_DATA TO PROCESS_
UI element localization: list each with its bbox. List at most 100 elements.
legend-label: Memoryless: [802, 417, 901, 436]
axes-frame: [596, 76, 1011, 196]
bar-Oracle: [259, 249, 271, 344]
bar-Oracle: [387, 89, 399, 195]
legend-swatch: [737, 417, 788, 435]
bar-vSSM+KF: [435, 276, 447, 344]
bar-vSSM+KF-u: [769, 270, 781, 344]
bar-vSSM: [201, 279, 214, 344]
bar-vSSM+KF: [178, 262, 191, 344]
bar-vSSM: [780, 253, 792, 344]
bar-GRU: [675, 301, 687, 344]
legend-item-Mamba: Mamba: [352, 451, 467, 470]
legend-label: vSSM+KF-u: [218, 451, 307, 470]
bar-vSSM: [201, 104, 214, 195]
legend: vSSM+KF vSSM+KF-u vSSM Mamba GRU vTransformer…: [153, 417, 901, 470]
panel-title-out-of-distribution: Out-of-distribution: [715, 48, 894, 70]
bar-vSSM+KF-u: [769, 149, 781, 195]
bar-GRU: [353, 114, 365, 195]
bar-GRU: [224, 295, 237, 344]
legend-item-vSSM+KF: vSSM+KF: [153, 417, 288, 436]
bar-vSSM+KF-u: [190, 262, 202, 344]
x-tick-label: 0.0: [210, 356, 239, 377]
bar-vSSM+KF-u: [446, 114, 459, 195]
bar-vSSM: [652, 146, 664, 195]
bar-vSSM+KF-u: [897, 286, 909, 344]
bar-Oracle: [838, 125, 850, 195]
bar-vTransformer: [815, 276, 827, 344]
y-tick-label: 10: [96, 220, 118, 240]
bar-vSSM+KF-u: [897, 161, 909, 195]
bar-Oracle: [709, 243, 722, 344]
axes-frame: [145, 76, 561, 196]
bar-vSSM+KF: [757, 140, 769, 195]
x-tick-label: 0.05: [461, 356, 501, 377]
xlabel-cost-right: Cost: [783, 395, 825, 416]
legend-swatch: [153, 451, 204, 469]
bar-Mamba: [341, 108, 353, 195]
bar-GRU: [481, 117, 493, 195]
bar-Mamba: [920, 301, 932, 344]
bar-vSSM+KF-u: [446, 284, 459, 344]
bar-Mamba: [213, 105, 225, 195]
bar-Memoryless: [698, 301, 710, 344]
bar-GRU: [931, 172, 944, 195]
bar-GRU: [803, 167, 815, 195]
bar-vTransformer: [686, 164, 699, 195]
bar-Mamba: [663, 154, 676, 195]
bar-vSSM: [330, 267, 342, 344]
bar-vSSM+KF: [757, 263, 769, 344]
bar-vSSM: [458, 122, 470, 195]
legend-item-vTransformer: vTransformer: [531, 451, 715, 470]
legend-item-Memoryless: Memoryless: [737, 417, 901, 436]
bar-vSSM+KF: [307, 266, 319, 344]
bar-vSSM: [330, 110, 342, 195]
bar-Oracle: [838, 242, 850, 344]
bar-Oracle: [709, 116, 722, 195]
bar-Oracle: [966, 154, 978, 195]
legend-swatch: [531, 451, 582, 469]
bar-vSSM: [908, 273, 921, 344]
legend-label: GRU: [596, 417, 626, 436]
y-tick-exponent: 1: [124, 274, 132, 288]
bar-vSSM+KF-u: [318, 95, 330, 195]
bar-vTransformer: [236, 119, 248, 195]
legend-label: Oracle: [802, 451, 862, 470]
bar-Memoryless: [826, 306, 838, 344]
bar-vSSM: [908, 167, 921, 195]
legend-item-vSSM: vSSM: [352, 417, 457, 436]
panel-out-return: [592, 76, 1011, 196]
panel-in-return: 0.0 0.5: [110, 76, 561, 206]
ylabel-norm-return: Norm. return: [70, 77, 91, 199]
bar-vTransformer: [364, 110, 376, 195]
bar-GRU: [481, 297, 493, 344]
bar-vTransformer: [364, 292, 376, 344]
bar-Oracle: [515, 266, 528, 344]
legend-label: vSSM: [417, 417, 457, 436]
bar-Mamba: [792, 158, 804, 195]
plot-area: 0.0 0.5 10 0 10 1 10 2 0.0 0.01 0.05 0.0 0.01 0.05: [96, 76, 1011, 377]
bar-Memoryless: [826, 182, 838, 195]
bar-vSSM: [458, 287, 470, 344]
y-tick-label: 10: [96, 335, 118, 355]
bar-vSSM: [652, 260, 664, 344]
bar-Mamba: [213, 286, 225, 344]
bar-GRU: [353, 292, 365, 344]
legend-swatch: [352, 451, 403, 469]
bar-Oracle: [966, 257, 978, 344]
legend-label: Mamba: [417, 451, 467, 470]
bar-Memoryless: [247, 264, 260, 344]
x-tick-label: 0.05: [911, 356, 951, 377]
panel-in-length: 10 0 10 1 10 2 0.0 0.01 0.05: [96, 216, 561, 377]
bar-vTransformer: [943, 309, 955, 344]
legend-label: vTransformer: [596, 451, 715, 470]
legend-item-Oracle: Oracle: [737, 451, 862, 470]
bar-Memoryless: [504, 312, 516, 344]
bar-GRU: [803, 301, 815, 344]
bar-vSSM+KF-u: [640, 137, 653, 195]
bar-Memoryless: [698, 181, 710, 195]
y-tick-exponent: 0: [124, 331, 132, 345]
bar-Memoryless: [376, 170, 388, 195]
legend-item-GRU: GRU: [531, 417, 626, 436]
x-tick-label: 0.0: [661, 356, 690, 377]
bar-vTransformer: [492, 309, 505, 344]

_GIVEN TASK_
Reproduce the entries above verbatim, from the first line through the line containing "bar-vSSM: [201, 104, 214, 195]", including both of those lines.

_RESULT OF THIS TASK_
UI element localization: list each with its bbox. List at most 100 elements.
legend-label: Memoryless: [802, 417, 901, 436]
axes-frame: [596, 76, 1011, 196]
bar-Oracle: [259, 249, 271, 344]
bar-Oracle: [387, 89, 399, 195]
legend-swatch: [737, 417, 788, 435]
bar-vSSM+KF: [435, 276, 447, 344]
bar-vSSM+KF-u: [769, 270, 781, 344]
bar-vSSM: [201, 279, 214, 344]
bar-vSSM+KF: [178, 262, 191, 344]
bar-vSSM: [780, 253, 792, 344]
bar-GRU: [675, 301, 687, 344]
legend-item-Mamba: Mamba: [352, 451, 467, 470]
legend-label: vSSM+KF-u: [218, 451, 307, 470]
bar-vSSM: [201, 104, 214, 195]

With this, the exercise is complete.